• _Directions_:
Go through the records below line by line, counting those that contain the word "MAINNET"; answer with the count only.

[Data listing]

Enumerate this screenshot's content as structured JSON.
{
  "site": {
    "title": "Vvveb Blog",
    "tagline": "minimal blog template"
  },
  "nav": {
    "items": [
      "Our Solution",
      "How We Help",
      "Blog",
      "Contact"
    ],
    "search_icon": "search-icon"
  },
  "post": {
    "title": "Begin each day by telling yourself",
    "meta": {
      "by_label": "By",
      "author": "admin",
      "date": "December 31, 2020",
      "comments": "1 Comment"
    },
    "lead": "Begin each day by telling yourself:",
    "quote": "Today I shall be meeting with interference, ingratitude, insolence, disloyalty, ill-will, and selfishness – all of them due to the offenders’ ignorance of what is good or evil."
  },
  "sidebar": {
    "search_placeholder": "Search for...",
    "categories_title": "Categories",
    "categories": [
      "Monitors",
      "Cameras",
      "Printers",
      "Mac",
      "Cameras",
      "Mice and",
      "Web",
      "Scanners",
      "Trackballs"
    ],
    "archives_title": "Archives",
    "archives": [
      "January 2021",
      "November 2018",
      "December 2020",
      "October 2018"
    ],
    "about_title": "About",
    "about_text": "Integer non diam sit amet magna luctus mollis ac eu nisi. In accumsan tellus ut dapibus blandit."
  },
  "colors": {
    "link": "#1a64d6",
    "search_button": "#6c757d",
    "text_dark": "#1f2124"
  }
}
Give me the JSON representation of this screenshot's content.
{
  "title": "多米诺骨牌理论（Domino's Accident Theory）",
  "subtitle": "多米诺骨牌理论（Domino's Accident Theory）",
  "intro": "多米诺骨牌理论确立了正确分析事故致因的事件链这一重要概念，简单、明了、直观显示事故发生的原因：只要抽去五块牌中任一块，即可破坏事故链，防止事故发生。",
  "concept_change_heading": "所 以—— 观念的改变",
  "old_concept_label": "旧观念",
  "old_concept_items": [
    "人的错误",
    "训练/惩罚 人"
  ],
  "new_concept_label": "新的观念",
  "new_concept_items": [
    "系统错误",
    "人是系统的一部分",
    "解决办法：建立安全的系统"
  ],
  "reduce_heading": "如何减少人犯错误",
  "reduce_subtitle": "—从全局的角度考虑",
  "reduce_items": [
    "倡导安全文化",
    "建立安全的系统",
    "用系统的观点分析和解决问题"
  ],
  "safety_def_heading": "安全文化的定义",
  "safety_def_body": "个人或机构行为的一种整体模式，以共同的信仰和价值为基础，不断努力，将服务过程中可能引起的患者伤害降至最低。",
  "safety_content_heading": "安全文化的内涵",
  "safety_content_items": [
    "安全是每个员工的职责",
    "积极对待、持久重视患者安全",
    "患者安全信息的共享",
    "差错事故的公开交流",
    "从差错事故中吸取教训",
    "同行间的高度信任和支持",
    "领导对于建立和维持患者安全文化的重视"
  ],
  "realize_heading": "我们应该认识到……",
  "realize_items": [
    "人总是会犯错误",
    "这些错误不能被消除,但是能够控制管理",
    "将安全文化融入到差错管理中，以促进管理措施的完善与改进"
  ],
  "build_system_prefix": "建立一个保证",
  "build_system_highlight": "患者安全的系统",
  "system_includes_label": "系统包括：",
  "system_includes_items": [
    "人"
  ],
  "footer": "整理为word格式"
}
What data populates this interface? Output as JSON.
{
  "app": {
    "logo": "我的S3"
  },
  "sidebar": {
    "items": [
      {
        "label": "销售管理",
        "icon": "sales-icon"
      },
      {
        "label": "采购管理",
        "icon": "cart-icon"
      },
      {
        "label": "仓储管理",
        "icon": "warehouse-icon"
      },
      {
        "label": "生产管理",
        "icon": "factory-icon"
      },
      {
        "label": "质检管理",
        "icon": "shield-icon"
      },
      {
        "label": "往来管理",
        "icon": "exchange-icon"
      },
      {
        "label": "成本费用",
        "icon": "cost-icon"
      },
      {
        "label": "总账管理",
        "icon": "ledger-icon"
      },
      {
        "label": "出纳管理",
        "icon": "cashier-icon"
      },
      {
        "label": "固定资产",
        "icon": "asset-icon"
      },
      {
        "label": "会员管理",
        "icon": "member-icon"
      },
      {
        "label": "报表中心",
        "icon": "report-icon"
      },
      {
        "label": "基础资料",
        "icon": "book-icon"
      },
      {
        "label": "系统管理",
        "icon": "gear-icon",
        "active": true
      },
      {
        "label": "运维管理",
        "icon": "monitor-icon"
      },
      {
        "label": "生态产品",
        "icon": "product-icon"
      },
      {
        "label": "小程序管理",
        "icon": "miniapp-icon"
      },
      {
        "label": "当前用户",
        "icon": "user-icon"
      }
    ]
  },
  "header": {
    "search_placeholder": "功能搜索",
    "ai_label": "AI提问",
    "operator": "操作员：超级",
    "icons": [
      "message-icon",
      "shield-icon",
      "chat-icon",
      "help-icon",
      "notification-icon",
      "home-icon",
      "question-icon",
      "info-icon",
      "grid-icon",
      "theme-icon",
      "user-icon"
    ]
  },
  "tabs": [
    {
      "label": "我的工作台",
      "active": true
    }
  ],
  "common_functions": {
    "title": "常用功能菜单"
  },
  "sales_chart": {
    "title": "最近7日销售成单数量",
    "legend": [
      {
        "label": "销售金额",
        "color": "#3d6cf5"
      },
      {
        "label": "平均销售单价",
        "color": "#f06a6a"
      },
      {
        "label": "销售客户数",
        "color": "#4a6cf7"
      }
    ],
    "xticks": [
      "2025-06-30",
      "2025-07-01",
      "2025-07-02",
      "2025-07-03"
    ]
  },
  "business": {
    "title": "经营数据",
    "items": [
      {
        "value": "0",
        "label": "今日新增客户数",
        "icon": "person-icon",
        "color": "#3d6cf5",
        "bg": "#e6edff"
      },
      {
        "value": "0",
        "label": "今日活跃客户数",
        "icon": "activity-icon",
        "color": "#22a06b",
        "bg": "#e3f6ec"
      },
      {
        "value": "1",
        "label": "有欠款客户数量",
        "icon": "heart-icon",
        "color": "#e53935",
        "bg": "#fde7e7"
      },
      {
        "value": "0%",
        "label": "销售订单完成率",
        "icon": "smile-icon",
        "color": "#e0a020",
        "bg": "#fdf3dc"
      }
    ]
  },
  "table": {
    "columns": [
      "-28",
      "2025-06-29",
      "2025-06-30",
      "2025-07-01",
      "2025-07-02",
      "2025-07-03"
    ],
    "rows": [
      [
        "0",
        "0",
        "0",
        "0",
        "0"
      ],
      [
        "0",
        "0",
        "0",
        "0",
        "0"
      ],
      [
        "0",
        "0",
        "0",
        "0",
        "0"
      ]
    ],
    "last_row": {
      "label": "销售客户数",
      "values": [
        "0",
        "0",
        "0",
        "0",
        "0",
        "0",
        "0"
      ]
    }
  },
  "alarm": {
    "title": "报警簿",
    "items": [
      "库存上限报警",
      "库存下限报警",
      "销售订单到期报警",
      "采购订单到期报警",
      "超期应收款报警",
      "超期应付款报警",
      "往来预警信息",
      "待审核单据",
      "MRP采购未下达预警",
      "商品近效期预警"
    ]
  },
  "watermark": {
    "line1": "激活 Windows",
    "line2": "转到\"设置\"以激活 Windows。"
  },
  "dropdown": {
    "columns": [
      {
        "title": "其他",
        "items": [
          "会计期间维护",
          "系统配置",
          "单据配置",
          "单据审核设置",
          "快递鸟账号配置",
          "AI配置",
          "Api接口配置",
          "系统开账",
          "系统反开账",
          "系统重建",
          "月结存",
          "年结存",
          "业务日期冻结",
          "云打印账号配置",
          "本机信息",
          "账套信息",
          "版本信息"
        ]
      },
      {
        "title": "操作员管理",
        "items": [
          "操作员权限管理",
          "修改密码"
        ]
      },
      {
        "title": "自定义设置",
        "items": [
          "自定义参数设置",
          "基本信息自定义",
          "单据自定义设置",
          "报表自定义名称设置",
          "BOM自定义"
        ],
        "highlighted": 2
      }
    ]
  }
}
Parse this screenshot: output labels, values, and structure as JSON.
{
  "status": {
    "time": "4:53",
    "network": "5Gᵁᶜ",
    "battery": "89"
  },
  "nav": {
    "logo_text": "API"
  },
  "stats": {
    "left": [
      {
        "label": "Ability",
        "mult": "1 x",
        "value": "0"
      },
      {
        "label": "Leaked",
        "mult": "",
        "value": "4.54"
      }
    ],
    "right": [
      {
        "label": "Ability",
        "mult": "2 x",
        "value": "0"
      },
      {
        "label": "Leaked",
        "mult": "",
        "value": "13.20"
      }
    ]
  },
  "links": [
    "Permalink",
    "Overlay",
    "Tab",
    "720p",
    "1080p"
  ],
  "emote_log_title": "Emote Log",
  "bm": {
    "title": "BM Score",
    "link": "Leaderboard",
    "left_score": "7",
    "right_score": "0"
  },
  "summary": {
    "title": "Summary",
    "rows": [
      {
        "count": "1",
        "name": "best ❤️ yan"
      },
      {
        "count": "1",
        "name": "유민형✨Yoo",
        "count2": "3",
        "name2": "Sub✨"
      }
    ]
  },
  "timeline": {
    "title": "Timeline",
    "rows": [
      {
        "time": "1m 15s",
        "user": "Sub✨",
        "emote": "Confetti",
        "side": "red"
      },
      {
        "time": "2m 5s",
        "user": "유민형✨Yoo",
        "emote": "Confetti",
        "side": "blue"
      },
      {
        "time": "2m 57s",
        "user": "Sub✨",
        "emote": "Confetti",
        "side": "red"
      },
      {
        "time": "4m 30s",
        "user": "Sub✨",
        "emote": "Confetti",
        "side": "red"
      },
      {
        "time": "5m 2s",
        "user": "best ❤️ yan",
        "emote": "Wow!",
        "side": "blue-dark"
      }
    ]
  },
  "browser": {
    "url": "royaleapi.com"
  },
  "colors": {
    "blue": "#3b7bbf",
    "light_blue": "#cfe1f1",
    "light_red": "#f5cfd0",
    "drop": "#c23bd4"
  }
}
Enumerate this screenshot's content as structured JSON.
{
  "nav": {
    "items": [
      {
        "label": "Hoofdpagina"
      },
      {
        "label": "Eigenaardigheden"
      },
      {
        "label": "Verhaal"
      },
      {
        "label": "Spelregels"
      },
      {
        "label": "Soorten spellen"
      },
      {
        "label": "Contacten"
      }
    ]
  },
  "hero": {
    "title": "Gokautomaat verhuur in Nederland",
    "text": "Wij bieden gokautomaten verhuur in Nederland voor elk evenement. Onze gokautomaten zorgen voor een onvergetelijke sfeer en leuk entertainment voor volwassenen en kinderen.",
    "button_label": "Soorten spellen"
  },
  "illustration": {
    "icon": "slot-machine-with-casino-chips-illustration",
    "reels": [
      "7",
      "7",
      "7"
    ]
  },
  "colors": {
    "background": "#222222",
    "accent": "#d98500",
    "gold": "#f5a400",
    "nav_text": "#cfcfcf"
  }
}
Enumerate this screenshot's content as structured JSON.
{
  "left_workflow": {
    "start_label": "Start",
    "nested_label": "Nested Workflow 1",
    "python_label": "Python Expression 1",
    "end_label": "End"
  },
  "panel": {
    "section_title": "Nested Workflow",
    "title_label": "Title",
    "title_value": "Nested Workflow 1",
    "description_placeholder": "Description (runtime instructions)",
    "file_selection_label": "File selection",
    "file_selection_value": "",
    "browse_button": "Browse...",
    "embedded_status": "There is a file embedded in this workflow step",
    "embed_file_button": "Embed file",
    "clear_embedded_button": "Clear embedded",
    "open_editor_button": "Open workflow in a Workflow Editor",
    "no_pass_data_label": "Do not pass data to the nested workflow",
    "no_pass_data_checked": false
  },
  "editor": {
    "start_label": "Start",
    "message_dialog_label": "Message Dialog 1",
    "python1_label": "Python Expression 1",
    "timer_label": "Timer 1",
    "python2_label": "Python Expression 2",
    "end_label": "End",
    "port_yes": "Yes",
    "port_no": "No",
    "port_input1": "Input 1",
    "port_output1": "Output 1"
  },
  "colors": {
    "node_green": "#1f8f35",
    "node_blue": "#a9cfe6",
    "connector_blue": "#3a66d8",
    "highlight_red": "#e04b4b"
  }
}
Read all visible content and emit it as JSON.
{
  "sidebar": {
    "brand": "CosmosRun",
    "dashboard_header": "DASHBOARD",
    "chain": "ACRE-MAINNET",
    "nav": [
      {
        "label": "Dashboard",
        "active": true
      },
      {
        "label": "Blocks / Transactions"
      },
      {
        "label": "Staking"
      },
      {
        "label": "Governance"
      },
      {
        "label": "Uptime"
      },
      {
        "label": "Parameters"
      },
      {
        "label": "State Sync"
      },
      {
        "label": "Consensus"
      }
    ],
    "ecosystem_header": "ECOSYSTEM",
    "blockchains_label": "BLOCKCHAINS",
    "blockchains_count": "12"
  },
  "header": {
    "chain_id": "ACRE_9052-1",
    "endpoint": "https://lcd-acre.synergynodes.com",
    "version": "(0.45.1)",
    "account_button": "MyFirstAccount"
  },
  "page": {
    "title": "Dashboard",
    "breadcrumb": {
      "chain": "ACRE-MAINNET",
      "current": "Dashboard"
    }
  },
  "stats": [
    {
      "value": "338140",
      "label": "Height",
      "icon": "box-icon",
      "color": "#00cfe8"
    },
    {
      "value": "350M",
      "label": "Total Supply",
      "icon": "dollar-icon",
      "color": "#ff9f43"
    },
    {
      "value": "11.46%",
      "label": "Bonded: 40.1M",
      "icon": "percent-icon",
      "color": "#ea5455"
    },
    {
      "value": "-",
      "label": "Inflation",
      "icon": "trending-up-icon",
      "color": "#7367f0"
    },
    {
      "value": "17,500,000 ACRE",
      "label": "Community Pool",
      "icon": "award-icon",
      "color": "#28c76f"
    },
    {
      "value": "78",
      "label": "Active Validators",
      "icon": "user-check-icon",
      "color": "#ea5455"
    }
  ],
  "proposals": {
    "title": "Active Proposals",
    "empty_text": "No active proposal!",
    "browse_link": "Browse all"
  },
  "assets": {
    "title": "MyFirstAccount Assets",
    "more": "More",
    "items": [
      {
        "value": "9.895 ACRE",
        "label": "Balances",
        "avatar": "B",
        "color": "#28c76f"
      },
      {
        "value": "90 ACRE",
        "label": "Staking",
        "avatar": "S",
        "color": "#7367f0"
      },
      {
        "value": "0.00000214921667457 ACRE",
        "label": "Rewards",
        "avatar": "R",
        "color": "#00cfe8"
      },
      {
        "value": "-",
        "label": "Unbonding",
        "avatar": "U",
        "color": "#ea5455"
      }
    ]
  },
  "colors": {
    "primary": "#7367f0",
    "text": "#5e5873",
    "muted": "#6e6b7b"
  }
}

• _The response_:
2